#### Entries
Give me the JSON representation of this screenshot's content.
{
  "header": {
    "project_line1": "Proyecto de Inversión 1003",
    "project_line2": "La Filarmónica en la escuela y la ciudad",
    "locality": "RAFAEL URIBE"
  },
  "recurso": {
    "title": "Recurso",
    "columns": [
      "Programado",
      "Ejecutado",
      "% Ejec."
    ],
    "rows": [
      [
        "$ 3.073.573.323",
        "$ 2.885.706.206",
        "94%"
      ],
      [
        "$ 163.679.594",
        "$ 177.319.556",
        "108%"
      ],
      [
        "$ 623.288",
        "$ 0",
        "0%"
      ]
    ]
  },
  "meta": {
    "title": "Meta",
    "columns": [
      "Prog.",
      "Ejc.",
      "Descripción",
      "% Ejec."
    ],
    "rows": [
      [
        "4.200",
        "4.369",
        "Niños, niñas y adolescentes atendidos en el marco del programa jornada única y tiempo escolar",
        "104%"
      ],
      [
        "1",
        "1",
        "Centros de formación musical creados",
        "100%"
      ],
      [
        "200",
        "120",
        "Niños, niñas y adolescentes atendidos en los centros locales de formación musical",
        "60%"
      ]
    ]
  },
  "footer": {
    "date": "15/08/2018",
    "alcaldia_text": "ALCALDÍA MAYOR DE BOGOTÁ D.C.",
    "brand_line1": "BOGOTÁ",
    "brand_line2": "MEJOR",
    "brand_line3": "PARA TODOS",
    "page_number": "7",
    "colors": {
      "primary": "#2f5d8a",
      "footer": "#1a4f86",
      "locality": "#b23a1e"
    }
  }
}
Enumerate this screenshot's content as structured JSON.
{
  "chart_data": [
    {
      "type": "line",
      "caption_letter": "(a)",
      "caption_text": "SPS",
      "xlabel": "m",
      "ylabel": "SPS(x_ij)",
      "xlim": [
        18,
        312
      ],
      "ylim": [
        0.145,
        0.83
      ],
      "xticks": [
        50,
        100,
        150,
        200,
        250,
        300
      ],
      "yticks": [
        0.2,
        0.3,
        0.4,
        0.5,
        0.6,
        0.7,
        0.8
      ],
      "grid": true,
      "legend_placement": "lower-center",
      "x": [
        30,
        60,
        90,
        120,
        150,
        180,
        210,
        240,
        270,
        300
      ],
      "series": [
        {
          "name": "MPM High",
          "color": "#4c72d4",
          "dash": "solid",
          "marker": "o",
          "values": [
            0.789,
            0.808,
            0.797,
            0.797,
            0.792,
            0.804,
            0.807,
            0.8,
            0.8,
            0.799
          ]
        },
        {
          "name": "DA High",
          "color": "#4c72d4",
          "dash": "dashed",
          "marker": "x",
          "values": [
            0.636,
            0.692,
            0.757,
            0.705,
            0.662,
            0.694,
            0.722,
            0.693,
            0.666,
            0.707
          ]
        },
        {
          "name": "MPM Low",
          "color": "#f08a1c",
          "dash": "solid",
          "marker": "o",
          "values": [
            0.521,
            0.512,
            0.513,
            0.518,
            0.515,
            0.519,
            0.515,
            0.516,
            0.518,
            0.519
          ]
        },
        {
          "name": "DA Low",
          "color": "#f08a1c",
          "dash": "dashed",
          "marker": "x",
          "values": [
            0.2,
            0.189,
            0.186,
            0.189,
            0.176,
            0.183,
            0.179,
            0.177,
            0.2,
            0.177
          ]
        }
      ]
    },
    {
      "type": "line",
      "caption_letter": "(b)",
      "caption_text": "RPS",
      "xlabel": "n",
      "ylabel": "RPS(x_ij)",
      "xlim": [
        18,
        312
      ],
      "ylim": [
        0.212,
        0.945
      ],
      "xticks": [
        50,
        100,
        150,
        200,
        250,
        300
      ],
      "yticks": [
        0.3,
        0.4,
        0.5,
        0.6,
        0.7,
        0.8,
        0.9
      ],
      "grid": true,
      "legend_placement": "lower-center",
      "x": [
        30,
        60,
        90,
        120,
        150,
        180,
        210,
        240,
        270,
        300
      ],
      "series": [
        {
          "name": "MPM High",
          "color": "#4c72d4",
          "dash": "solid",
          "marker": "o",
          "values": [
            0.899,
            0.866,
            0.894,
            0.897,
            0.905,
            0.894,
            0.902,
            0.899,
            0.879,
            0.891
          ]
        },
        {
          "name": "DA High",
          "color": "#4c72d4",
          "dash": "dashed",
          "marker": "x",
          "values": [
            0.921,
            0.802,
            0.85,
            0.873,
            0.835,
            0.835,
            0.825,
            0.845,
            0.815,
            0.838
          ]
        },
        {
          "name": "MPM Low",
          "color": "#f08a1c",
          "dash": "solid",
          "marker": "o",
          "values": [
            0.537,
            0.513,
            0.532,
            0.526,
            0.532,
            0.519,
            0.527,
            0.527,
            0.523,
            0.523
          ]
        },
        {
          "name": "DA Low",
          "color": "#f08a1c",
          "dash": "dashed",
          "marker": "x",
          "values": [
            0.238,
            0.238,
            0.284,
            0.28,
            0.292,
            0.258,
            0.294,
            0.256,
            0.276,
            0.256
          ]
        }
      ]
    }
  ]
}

#### Exercise aim
From the entries above, copy each line holding "this".

#### Written solution
Give me the JSON representation of this screenshot's content.
Enumerate this screenshot's content as structured JSON.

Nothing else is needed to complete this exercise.